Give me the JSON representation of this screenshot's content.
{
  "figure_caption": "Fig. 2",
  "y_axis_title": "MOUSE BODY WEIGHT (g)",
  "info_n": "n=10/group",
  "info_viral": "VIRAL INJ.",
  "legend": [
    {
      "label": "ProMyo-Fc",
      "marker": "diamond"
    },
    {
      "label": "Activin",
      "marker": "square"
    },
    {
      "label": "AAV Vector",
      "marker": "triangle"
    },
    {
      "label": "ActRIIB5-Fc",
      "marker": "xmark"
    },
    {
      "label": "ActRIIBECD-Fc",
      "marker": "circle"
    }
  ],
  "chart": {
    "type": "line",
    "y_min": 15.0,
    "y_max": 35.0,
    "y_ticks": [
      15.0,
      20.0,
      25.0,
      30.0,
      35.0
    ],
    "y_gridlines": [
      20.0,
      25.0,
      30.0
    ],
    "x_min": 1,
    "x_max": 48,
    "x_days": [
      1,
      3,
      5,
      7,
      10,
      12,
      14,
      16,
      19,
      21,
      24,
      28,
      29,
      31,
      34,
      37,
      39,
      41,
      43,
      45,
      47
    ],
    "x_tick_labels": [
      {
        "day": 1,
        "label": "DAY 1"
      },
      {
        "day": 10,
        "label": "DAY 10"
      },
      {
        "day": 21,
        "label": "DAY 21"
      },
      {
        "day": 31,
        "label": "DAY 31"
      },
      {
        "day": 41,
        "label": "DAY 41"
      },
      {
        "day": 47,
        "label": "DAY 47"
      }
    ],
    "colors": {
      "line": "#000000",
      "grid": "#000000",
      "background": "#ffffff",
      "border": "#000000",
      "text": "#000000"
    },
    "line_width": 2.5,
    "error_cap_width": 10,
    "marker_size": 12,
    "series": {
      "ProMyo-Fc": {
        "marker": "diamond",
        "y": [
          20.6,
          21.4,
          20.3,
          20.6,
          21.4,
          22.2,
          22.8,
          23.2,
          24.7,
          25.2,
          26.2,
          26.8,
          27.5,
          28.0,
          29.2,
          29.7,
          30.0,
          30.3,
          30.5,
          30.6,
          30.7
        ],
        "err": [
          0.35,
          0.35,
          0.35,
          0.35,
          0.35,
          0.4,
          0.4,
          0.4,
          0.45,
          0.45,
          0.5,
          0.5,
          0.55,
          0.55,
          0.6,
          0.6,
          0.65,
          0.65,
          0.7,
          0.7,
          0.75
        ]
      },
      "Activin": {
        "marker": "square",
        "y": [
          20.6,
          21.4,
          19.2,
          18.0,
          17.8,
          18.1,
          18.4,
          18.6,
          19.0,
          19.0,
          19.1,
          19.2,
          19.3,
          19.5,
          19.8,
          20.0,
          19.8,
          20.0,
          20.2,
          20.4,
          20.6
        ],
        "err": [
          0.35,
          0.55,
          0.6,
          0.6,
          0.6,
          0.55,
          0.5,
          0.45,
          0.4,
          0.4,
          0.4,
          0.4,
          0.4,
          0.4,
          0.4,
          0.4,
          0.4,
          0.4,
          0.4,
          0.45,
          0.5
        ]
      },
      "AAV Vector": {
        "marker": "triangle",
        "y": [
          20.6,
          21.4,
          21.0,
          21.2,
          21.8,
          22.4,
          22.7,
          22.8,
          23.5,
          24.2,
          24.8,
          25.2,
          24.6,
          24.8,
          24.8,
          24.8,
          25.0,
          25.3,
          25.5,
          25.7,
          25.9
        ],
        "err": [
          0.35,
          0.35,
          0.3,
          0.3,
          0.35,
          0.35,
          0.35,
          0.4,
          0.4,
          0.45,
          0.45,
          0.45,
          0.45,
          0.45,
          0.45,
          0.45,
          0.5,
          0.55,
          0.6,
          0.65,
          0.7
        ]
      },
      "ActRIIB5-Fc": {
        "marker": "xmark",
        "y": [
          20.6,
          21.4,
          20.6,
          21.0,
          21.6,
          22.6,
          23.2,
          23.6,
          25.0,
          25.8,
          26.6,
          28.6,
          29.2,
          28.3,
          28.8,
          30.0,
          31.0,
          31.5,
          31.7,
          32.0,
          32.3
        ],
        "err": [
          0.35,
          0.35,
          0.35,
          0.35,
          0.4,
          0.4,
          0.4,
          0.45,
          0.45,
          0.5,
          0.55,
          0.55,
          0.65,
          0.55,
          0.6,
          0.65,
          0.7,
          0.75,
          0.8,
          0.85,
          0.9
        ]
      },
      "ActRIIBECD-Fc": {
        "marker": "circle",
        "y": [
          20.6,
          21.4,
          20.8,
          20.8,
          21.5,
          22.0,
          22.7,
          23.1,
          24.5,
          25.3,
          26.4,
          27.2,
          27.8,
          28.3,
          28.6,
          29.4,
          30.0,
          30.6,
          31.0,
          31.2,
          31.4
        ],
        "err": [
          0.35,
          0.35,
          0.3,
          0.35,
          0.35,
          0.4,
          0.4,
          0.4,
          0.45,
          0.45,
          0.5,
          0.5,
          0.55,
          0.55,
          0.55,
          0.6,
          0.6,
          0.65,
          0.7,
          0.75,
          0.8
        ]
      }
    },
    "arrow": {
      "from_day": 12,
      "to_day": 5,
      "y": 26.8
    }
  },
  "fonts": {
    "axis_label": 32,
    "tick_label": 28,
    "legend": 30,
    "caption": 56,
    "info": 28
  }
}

::::::

TASK OBJECTIVE - Give back all of the records exactly as they were provided above.

SOLVED EXERCISE -
Give me the JSON representation of this screenshot's content.
{
  "figure_caption": "Fig. 2",
  "y_axis_title": "MOUSE BODY WEIGHT (g)",
  "info_n": "n=10/group",
  "info_viral": "VIRAL INJ.",
  "legend": [
    {
      "label": "ProMyo-Fc",
      "marker": "diamond"
    },
    {
      "label": "Activin",
      "marker": "square"
    },
    {
      "label": "AAV Vector",
      "marker": "triangle"
    },
    {
      "label": "ActRIIB5-Fc",
      "marker": "xmark"
    },
    {
      "label": "ActRIIBECD-Fc",
      "marker": "circle"
    }
  ],
  "chart": {
    "type": "line",
    "y_min": 15.0,
    "y_max": 35.0,
    "y_ticks": [
      15.0,
      20.0,
      25.0,
      30.0,
      35.0
    ],
    "y_gridlines": [
      20.0,
      25.0,
      30.0
    ],
    "x_min": 1,
    "x_max": 48,
    "x_days": [
      1,
      3,
      5,
      7,
      10,
      12,
      14,
      16,
      19,
      21,
      24,
      28,
      29,
      31,
      34,
      37,
      39,
      41,
      43,
      45,
      47
    ],
    "x_tick_labels": [
      {
        "day": 1,
        "label": "DAY 1"
      },
      {
        "day": 10,
        "label": "DAY 10"
      },
      {
        "day": 21,
        "label": "DAY 21"
      },
      {
        "day": 31,
        "label": "DAY 31"
      },
      {
        "day": 41,
        "label": "DAY 41"
      },
      {
        "day": 47,
        "label": "DAY 47"
      }
    ],
    "colors": {
      "line": "#000000",
      "grid": "#000000",
      "background": "#ffffff",
      "border": "#000000",
      "text": "#000000"
    },
    "line_width": 2.5,
    "error_cap_width": 10,
    "marker_size": 12,
    "series": {
      "ProMyo-Fc": {
        "marker": "diamond",
        "y": [
          20.6,
          21.4,
          20.3,
          20.6,
          21.4,
          22.2,
          22.8,
          23.2,
          24.7,
          25.2,
          26.2,
          26.8,
          27.5,
          28.0,
          29.2,
          29.7,
          30.0,
          30.3,
          30.5,
          30.6,
          30.7
        ],
        "err": [
          0.35,
          0.35,
          0.35,
          0.35,
          0.35,
          0.4,
          0.4,
          0.4,
          0.45,
          0.45,
          0.5,
          0.5,
          0.55,
          0.55,
          0.6,
          0.6,
          0.65,
          0.65,
          0.7,
          0.7,
          0.75
        ]
      },
      "Activin": {
        "marker": "square",
        "y": [
          20.6,
          21.4,
          19.2,
          18.0,
          17.8,
          18.1,
          18.4,
          18.6,
          19.0,
          19.0,
          19.1,
          19.2,
          19.3,
          19.5,
          19.8,
          20.0,
          19.8,
          20.0,
          20.2,
          20.4,
          20.6
        ],
        "err": [
          0.35,
          0.55,
          0.6,
          0.6,
          0.6,
          0.55,
          0.5,
          0.45,
          0.4,
          0.4,
          0.4,
          0.4,
          0.4,
          0.4,
          0.4,
          0.4,
          0.4,
          0.4,
          0.4,
          0.45,
          0.5
        ]
      },
      "AAV Vector": {
        "marker": "triangle",
        "y": [
          20.6,
          21.4,
          21.0,
          21.2,
          21.8,
          22.4,
          22.7,
          22.8,
          23.5,
          24.2,
          24.8,
          25.2,
          24.6,
          24.8,
          24.8,
          24.8,
          25.0,
          25.3,
          25.5,
          25.7,
          25.9
        ],
        "err": [
          0.35,
          0.35,
          0.3,
          0.3,
          0.35,
          0.35,
          0.35,
          0.4,
          0.4,
          0.45,
          0.45,
          0.45,
          0.45,
          0.45,
          0.45,
          0.45,
          0.5,
          0.55,
          0.6,
          0.65,
          0.7
        ]
      },
      "ActRIIB5-Fc": {
        "marker": "xmark",
        "y": [
          20.6,
          21.4,
          20.6,
          21.0,
          21.6,
          22.6,
          23.2,
          23.6,
          25.0,
          25.8,
          26.6,
          28.6,
          29.2,
          28.3,
          28.8,
          30.0,
          31.0,
          31.5,
          31.7,
          32.0,
          32.3
        ],
        "err": [
          0.35,
          0.35,
          0.35,
          0.35,
          0.4,
          0.4,
          0.4,
          0.45,
          0.45,
          0.5,
          0.55,
          0.55,
          0.65,
          0.55,
          0.6,
          0.65,
          0.7,
          0.75,
          0.8,
          0.85,
          0.9
        ]
      },
      "ActRIIBECD-Fc": {
        "marker": "circle",
        "y": [
          20.6,
          21.4,
          20.8,
          20.8,
          21.5,
          22.0,
          22.7,
          23.1,
          24.5,
          25.3,
          26.4,
          27.2,
          27.8,
          28.3,
          28.6,
          29.4,
          30.0,
          30.6,
          31.0,
          31.2,
          31.4
        ],
        "err": [
          0.35,
          0.35,
          0.3,
          0.35,
          0.35,
          0.4,
          0.4,
          0.4,
          0.45,
          0.45,
          0.5,
          0.5,
          0.55,
          0.55,
          0.55,
          0.6,
          0.6,
          0.65,
          0.7,
          0.75,
          0.8
        ]
      }
    },
    "arrow": {
      "from_day": 12,
      "to_day": 5,
      "y": 26.8
    }
  },
  "fonts": {
    "axis_label": 32,
    "tick_label": 28,
    "legend": 30,
    "caption": 56,
    "info": 28
  }
}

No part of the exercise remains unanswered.